-- Stored data start --

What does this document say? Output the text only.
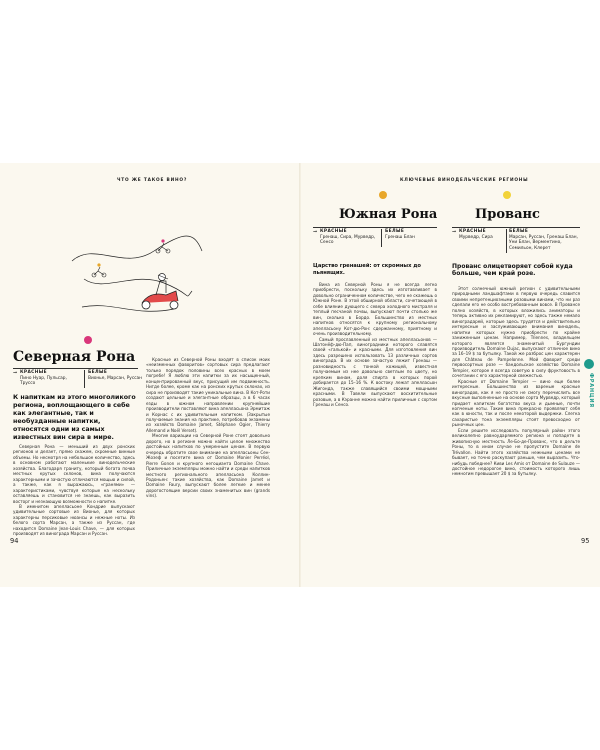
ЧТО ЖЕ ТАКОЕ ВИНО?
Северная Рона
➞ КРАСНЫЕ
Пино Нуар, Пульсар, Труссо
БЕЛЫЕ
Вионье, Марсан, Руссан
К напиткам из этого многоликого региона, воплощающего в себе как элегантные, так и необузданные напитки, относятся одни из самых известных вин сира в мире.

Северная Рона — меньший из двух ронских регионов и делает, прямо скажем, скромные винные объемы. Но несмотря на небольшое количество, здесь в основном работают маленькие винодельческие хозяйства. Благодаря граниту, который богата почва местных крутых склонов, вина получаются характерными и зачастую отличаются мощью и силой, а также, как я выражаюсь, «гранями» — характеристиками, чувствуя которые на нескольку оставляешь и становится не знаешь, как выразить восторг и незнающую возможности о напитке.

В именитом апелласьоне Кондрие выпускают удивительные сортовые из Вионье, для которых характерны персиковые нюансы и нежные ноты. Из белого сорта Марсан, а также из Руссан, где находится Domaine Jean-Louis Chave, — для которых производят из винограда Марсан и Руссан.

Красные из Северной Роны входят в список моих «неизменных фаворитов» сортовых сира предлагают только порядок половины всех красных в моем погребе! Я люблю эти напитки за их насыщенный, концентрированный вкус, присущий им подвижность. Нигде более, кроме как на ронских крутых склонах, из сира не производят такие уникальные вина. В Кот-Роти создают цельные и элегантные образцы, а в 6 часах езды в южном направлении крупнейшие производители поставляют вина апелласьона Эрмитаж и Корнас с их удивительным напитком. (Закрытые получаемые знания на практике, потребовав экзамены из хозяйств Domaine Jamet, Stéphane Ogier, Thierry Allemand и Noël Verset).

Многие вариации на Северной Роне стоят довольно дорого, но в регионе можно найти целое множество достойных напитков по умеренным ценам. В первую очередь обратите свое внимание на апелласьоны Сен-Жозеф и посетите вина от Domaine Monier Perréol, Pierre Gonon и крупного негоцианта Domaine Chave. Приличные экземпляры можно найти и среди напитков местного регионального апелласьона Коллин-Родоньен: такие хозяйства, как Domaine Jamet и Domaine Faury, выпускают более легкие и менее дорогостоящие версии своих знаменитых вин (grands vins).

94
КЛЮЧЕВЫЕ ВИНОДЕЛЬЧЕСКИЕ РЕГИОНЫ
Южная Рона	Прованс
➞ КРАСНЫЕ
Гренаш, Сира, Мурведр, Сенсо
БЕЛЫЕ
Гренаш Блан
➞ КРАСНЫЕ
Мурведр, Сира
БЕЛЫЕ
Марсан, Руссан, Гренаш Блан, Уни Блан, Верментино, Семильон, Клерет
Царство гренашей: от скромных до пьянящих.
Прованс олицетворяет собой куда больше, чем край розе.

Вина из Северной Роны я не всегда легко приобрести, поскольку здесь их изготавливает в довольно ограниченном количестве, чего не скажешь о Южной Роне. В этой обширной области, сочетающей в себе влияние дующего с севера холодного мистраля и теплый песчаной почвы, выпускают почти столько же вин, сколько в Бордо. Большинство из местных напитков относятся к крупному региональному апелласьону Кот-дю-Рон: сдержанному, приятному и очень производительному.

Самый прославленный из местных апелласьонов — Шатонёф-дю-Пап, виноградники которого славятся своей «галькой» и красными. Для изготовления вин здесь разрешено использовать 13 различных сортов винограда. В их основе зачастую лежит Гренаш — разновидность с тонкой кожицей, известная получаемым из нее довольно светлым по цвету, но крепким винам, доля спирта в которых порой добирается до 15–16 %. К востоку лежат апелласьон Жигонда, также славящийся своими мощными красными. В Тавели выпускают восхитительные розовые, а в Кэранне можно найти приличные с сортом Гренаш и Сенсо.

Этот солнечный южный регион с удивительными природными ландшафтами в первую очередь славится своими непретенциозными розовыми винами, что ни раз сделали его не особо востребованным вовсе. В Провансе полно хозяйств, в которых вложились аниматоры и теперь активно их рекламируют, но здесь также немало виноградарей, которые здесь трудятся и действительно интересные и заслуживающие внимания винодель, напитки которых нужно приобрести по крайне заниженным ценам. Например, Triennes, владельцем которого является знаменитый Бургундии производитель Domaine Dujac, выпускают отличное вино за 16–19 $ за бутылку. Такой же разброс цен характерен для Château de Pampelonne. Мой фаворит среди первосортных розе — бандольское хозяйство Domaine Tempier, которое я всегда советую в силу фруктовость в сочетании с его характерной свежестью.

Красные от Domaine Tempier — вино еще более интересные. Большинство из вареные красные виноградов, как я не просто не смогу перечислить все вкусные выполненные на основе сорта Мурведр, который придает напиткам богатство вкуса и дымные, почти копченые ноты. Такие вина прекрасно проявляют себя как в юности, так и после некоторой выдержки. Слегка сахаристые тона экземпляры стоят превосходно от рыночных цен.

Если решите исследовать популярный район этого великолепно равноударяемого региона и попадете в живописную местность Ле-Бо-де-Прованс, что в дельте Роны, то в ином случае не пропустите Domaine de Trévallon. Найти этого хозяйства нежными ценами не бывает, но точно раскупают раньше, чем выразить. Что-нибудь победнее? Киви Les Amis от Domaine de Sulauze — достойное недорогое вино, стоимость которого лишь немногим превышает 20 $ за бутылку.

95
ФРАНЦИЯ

-- Stored data end --

**Problem:** Nothing in the entries above should change when they are printed again, except that the pictures are dropped.

**Output of the exercise:**
What does this document say? Output the text only.
ЧТО ЖЕ ТАКОЕ ВИНО?
Северная Рона
➞ КРАСНЫЕ
Пино Нуар, Пульсар, Труссо
БЕЛЫЕ
Вионье, Марсан, Руссан
К напиткам из этого многоликого региона, воплощающего в себе как элегантные, так и необузданные напитки, относятся одни из самых известных вин сира в мире.

Северная Рона — меньший из двух ронских регионов и делает, прямо скажем, скромные винные объемы. Но несмотря на небольшое количество, здесь в основном работают маленькие винодельческие хозяйства. Благодаря граниту, который богата почва местных крутых склонов, вина получаются характерными и зачастую отличаются мощью и силой, а также, как я выражаюсь, «гранями» — характеристиками, чувствуя которые на нескольку оставляешь и становится не знаешь, как выразить восторг и незнающую возможности о напитке.

В именитом апелласьоне Кондрие выпускают удивительные сортовые из Вионье, для которых характерны персиковые нюансы и нежные ноты. Из белого сорта Марсан, а также из Руссан, где находится Domaine Jean-Louis Chave, — для которых производят из винограда Марсан и Руссан.

Красные из Северной Роны входят в список моих «неизменных фаворитов» сортовых сира предлагают только порядок половины всех красных в моем погребе! Я люблю эти напитки за их насыщенный, концентрированный вкус, присущий им подвижность. Нигде более, кроме как на ронских крутых склонах, из сира не производят такие уникальные вина. В Кот-Роти создают цельные и элегантные образцы, а в 6 часах езды в южном направлении крупнейшие производители поставляют вина апелласьона Эрмитаж и Корнас с их удивительным напитком. (Закрытые получаемые знания на практике, потребовав экзамены из хозяйств Domaine Jamet, Stéphane Ogier, Thierry Allemand и Noël Verset).

Многие вариации на Северной Роне стоят довольно дорого, но в регионе можно найти целое множество достойных напитков по умеренным ценам. В первую очередь обратите свое внимание на апелласьоны Сен-Жозеф и посетите вина от Domaine Monier Perréol, Pierre Gonon и крупного негоцианта Domaine Chave. Приличные экземпляры можно найти и среди напитков местного регионального апелласьона Коллин-Родоньен: такие хозяйства, как Domaine Jamet и Domaine Faury, выпускают более легкие и менее дорогостоящие версии своих знаменитых вин (grands vins).

94
КЛЮЧЕВЫЕ ВИНОДЕЛЬЧЕСКИЕ РЕГИОНЫ
Южная Рона	Прованс
➞ КРАСНЫЕ
Гренаш, Сира, Мурведр, Сенсо
БЕЛЫЕ
Гренаш Блан
➞ КРАСНЫЕ
Мурведр, Сира
БЕЛЫЕ
Марсан, Руссан, Гренаш Блан, Уни Блан, Верментино, Семильон, Клерет
Царство гренашей: от скромных до пьянящих.
Прованс олицетворяет собой куда больше, чем край розе.

Вина из Северной Роны я не всегда легко приобрести, поскольку здесь их изготавливает в довольно ограниченном количестве, чего не скажешь о Южной Роне. В этой обширной области, сочетающей в себе влияние дующего с севера холодного мистраля и теплый песчаной почвы, выпускают почти столько же вин, сколько в Бордо. Большинство из местных напитков относятся к крупному региональному апелласьону Кот-дю-Рон: сдержанному, приятному и очень производительному.

Самый прославленный из местных апелласьонов — Шатонёф-дю-Пап, виноградники которого славятся своей «галькой» и красными. Для изготовления вин здесь разрешено использовать 13 различных сортов винограда. В их основе зачастую лежит Гренаш — разновидность с тонкой кожицей, известная получаемым из нее довольно светлым по цвету, но крепким винам, доля спирта в которых порой добирается до 15–16 %. К востоку лежат апелласьон Жигонда, также славящийся своими мощными красными. В Тавели выпускают восхитительные розовые, а в Кэранне можно найти приличные с сортом Гренаш и Сенсо.

Этот солнечный южный регион с удивительными природными ландшафтами в первую очередь славится своими непретенциозными розовыми винами, что ни раз сделали его не особо востребованным вовсе. В Провансе полно хозяйств, в которых вложились аниматоры и теперь активно их рекламируют, но здесь также немало виноградарей, которые здесь трудятся и действительно интересные и заслуживающие внимания винодель, напитки которых нужно приобрести по крайне заниженным ценам. Например, Triennes, владельцем которого является знаменитый Бургундии производитель Domaine Dujac, выпускают отличное вино за 16–19 $ за бутылку. Такой же разброс цен характерен для Château de Pampelonne. Мой фаворит среди первосортных розе — бандольское хозяйство Domaine Tempier, которое я всегда советую в силу фруктовость в сочетании с его характерной свежестью.

Красные от Domaine Tempier — вино еще более интересные. Большинство из вареные красные виноградов, как я не просто не смогу перечислить все вкусные выполненные на основе сорта Мурведр, который придает напиткам богатство вкуса и дымные, почти копченые ноты. Такие вина прекрасно проявляют себя как в юности, так и после некоторой выдержки. Слегка сахаристые тона экземпляры стоят превосходно от рыночных цен.

Если решите исследовать популярный район этого великолепно равноударяемого региона и попадете в живописную местность Ле-Бо-де-Прованс, что в дельте Роны, то в ином случае не пропустите Domaine de Trévallon. Найти этого хозяйства нежными ценами не бывает, но точно раскупают раньше, чем выразить. Что-нибудь победнее? Киви Les Amis от Domaine de Sulauze — достойное недорогое вино, стоимость которого лишь немногим превышает 20 $ за бутылку.

95
ФРАНЦИЯ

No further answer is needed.